→ **EXERCISE TEXT**
+ + +
Why does UX research face the prospect of democratization, while other product functions do not? This question is just the type of problem we as researchers should tackle. By knowing the answer, it unlocks some strategy for how to contend with the threat or opportunity of research democratization.
Unless you’ve been quietly sequestered away working in your own corner of the UX world (lucky you!), you’ve heard of research democratization. As far as I can see, research democratization was first used by Jen Cardello in her 2019 medium article to mean “empowering non-researcher product team members to conduct some types of research themselves”1.
The discourse for the past 5 years has claimed that democratization is good, bad, or a mix of both2. Occasionally, the question is rhetorically asked, why aren’t other functions being asked to democratize? (see Who “Owns” Research?). This is what I am most curious about, and not just for the sake of rhetoric. What is it about the nature of UX research that makes organizations consider democratization?
My purpose is not to say we should or should not democratize, but that we need to understand the pitfalls. As Erika Hall points out, a major negative consequence of research democratization is that you get “more bad research done by people who don’t know how to do good research.” This is the main argument many research teams cite to stop democratization.
For all the good that democratizing research promotes, it may present an unintended problem – more bad research done by people who don’t know how to do good research.Erika Hall
Jared Spool used an analogy that sums up a major argument against the anti-democratization camp and what some consider to be gatekeeping, “People don’t stop going to restaurants when they learn how to cook. They appreciate fine cooking even more”. This argument is flawed in a critical way: people know when their cooking outcomes are good or bad. If you make pasta and boil the noodles to mush, you’ll know instantly the texture is wrong.
I doubt many people would still go to a fine dining steakhouse if they couldn’t tell that their burnt chunk of meat wasn’t a perfectly seared filet mignon. This is why the cooking analogy fails and is fundamentally different from UX research. People without some research training cannot tell from output artifacts if the underlying research was rigorous or not. This is why UX research has to contend with democratization and other domains do not.
Note: Erika Hall used a similar analogy to say that bad surveys do not stink, but this post argues that the metaphor extends to all UX research methods and output artifacts.
The smell-o-meter for bad output
I’m adopting a highly scientific ‘smell-o-meter’ to analogize the situation. When the output of a product process doesn’t work and it’s easily visible, this means bad output stinks. This would be like a raw fish filet going bad – it’s obvious immediately to your nose that you shouldn’t cook with or eat the fish.
On the far end, when the output of a product process doesn’t work and it’s hard to assess that poor quality, this means the bad output smells totally fresh. This would be like a toxin in improperly canned goods – there’s no way to smell or taste that the canned food is quite dangerous to cook with and eat.
Going beyond the food metaphor, where do UX research and other product processes fall on the scale? Let’s start with the smelly end of our smell-o-meter.
Why do only engineers engineer software?
Engineering is on the smelly end of the smell-o-meter.
No one engineers software but engineers. PMs aren’t shipping code they’ve written and UX researchers aren’t making pull requests. Why don’t others attempt to engineer code for the feature they want in a product? They know they can’t do it. And it’s obvious that they can’t, if they try to do it without proper skills.
If an unskilled-at-coding UX researcher attempts to write code, it quite simply will fail. Immediately. “Hello world” won’t appear, the button will click uselessly with no action, or the screen will just remain black.
+ + +
→ **GIVEN RECORDS**
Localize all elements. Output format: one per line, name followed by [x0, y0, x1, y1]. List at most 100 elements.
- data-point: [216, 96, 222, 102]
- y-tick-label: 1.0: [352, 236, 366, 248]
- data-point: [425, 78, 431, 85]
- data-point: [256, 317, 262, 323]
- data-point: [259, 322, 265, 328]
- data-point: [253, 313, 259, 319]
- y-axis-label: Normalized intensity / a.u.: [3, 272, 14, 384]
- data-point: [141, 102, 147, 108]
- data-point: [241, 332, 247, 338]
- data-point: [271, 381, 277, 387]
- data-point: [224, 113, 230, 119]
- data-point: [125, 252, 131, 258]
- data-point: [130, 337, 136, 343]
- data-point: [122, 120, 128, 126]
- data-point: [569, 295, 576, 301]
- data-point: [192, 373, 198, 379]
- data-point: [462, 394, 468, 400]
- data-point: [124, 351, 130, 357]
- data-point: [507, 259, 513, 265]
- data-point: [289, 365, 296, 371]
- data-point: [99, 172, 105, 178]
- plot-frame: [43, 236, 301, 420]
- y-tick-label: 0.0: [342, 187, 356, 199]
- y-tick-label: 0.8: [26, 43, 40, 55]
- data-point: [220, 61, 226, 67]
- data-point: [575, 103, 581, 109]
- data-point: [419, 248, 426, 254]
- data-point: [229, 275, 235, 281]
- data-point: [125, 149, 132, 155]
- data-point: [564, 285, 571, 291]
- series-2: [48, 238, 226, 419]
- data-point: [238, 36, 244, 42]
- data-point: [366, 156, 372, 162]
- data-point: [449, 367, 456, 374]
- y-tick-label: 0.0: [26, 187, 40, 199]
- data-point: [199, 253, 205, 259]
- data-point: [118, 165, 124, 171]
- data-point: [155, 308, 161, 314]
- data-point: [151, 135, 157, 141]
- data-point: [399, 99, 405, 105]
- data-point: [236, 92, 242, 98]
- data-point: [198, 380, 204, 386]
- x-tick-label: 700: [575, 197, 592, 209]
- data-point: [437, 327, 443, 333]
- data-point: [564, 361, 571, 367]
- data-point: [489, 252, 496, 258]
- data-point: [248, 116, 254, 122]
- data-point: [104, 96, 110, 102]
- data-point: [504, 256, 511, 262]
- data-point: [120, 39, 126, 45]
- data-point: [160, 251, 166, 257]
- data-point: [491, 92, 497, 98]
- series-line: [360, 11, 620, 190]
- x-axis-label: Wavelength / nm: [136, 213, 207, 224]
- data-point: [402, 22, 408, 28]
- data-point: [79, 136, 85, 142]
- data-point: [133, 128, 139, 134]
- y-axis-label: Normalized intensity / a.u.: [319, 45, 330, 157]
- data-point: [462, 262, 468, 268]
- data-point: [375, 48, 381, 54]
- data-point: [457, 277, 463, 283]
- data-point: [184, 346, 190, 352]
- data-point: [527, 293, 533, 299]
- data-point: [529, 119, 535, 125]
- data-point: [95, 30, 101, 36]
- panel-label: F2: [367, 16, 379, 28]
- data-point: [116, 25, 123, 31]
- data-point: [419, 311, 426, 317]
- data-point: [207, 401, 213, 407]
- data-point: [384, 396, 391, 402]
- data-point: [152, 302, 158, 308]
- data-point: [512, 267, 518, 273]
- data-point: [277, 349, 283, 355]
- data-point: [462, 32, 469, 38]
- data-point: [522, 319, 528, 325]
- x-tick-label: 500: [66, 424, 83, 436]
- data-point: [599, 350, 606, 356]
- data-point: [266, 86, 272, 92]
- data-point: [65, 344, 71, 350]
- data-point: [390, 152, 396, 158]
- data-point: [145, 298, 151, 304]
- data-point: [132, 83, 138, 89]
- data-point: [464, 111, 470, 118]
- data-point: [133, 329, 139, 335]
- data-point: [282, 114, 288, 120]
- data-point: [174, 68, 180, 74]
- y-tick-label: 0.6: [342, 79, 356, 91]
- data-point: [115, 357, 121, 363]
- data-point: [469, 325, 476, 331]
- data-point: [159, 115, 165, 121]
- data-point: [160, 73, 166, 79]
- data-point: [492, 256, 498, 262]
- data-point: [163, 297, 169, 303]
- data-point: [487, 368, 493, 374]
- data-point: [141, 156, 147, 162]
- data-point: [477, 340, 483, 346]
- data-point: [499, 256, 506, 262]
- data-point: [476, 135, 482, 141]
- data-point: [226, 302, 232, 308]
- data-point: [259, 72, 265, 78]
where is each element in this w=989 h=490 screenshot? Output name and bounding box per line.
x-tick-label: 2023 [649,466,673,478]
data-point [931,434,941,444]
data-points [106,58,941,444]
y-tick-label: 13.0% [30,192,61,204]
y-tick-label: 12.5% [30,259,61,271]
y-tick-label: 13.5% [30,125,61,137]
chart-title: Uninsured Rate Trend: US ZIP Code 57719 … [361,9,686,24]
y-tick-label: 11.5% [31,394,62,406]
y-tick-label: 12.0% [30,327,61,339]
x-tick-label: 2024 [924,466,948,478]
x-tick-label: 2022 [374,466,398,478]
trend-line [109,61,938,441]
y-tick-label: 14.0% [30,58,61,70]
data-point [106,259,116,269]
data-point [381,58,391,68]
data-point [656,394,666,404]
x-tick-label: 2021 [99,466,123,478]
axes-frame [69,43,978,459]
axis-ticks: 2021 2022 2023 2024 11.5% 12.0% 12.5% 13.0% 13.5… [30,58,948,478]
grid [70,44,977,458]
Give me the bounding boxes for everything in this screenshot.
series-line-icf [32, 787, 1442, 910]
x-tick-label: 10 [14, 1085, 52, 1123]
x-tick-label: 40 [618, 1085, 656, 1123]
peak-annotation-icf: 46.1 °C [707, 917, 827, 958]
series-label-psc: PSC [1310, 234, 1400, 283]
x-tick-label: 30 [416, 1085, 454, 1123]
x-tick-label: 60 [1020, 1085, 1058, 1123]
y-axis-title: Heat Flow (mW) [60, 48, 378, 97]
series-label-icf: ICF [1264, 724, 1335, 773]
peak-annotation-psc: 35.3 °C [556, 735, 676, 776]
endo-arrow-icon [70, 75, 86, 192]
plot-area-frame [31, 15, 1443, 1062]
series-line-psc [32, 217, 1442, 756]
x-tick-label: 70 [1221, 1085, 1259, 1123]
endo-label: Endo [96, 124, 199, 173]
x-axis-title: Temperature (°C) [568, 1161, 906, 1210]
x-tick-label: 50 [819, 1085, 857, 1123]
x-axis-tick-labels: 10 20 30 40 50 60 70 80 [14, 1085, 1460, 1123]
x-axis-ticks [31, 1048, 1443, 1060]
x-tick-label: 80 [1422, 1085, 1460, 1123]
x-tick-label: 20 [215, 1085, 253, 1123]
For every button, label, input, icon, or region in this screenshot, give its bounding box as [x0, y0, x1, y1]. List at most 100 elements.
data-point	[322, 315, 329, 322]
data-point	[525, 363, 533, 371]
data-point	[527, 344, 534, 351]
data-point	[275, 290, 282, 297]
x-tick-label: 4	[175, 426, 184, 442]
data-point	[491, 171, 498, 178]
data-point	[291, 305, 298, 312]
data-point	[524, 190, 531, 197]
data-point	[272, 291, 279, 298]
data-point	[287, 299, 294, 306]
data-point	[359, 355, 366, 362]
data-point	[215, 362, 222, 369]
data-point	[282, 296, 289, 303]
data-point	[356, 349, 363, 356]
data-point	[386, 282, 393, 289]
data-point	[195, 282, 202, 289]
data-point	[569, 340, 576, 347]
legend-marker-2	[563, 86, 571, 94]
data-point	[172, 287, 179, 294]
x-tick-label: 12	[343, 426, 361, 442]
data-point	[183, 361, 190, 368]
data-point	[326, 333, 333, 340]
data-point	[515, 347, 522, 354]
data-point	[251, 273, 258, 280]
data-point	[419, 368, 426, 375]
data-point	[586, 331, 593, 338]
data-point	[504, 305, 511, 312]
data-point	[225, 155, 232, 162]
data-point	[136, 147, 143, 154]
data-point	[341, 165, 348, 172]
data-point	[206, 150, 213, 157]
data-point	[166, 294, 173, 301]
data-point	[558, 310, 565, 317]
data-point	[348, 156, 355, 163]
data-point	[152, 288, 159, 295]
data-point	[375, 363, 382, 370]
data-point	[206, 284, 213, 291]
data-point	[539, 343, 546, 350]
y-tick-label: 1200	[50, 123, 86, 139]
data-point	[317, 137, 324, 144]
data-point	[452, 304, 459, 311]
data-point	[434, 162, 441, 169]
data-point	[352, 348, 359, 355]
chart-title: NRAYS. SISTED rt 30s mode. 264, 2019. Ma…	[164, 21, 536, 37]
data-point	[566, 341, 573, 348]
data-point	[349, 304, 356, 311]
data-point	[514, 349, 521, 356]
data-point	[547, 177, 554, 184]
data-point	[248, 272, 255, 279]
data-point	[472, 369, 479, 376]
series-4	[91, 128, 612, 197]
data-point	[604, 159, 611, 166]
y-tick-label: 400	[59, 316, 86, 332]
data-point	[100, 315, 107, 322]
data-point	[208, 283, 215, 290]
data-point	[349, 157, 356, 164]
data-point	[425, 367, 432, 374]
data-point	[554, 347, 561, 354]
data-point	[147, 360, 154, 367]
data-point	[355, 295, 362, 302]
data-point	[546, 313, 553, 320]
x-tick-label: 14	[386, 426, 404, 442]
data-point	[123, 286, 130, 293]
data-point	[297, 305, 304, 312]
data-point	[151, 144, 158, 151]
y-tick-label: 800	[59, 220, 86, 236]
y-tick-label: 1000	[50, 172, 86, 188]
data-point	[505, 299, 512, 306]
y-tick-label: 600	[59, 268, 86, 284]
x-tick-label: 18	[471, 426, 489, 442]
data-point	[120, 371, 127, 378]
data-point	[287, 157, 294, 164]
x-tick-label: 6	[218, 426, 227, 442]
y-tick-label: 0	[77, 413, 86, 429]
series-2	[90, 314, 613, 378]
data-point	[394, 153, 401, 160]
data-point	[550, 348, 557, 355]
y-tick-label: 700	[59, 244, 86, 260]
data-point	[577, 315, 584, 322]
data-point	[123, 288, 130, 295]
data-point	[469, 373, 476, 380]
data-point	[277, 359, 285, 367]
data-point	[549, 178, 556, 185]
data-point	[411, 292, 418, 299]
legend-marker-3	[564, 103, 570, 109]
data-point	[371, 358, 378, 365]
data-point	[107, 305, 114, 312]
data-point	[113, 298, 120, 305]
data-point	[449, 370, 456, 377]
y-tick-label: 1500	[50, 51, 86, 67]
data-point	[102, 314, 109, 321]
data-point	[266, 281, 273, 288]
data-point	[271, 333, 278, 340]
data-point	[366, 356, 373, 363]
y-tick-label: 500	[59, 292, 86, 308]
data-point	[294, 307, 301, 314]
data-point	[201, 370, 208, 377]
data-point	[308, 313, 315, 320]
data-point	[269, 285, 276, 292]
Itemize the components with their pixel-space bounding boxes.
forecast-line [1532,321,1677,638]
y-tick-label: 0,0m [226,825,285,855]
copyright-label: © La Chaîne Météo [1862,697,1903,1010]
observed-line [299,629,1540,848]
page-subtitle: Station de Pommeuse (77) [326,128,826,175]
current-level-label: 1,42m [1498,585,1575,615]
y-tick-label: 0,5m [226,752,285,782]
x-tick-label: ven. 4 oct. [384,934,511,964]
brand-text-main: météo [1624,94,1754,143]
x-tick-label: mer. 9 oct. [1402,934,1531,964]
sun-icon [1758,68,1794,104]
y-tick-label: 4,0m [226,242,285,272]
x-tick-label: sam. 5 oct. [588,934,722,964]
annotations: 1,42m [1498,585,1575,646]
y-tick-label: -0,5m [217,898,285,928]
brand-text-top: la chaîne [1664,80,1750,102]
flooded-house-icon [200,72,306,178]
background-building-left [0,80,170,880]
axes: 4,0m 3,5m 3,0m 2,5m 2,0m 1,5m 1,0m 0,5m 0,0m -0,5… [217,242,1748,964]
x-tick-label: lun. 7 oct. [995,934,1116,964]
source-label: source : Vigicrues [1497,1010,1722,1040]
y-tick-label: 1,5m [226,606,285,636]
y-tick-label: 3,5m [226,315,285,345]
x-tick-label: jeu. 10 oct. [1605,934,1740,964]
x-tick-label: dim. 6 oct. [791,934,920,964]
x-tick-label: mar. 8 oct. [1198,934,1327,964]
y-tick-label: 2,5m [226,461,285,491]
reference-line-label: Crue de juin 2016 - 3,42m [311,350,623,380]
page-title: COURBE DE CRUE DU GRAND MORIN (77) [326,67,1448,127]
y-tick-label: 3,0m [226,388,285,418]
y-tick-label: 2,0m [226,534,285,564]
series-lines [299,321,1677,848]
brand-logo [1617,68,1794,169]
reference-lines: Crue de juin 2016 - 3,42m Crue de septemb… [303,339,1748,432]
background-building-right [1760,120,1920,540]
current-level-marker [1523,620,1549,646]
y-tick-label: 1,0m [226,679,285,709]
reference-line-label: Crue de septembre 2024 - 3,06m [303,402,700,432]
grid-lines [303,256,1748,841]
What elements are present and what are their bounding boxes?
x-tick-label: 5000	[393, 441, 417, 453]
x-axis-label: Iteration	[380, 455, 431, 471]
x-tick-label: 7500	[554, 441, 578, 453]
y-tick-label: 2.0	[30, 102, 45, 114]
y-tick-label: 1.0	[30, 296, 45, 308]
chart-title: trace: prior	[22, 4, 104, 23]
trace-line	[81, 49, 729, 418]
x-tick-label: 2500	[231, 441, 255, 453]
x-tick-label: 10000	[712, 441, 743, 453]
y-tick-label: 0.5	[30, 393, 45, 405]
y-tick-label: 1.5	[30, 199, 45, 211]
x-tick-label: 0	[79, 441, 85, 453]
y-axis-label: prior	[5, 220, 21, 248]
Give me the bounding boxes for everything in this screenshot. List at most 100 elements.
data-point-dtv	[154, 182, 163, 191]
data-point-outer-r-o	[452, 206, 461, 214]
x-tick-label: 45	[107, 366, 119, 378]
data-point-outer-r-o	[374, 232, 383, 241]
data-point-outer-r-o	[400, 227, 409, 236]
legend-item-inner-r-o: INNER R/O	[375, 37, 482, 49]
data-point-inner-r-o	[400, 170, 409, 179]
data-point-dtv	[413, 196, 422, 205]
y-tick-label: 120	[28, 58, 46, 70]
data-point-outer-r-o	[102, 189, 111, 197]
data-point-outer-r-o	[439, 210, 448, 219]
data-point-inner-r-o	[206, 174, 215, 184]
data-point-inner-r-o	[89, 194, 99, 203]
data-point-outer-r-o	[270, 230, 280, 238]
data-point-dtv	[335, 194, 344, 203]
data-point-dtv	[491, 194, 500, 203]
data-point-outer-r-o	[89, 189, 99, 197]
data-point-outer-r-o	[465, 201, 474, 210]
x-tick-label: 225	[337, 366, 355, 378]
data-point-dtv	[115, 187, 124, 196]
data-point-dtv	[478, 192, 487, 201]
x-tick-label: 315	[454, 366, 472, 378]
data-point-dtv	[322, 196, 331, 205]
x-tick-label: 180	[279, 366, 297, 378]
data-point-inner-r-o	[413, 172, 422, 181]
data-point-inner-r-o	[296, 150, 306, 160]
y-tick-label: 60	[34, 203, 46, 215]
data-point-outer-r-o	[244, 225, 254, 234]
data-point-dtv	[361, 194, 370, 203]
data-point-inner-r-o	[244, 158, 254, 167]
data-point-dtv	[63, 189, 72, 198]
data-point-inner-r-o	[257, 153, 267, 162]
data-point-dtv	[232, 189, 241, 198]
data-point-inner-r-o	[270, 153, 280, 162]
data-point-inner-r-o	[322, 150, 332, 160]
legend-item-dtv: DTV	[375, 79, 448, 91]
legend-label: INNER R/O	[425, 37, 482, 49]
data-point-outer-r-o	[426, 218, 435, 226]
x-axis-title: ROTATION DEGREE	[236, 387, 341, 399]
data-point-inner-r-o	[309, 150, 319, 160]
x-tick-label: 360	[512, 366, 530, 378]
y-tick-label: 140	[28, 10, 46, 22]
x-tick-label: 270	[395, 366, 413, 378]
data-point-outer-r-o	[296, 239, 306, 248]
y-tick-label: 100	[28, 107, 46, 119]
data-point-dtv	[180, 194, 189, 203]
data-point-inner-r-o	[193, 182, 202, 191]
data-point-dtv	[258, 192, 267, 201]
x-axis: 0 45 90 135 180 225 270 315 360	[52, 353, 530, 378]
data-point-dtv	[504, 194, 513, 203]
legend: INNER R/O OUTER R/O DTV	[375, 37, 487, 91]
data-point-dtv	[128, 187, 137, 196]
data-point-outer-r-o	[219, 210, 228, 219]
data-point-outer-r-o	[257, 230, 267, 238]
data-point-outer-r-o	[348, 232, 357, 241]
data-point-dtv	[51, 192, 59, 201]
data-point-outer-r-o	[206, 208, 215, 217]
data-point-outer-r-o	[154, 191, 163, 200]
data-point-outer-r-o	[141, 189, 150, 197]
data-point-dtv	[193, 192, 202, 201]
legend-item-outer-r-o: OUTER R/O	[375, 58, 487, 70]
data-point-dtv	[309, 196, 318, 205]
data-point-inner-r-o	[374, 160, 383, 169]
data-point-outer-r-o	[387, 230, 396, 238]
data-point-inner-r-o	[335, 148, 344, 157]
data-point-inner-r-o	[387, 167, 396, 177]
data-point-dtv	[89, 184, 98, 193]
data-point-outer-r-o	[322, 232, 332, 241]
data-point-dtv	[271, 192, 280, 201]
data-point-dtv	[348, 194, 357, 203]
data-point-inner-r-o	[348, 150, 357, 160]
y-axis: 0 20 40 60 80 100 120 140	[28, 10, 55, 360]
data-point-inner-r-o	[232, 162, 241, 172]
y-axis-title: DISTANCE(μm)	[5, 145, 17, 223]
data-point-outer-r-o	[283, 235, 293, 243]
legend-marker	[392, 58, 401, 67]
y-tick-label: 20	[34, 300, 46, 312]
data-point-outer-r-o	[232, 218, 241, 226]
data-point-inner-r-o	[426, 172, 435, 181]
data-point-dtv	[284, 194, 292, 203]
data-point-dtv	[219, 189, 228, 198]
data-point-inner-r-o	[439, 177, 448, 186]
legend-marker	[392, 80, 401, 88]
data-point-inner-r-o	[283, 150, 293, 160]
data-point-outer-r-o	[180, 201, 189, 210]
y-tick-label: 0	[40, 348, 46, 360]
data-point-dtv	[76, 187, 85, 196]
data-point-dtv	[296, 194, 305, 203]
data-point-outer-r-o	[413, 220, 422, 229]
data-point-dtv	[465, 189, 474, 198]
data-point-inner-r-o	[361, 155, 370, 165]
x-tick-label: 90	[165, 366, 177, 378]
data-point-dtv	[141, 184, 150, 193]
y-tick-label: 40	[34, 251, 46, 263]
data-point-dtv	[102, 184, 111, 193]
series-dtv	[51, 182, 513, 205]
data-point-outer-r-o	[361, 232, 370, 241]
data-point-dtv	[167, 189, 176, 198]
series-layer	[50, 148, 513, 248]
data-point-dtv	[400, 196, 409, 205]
+ + +
Can you repeat the passage of the research democratization piece word for word, starting at "Going beyond the" and ending at "of the smell-o-meter."?

→ **YOUR RESPONSE**
Going beyond the food metaphor, where do UX research and other product processes fall on the scale? Let’s start with the smelly end of our smell-o-meter.
Why do only engineers engineer software?
Engineering is on the smelly end of the smell-o-meter.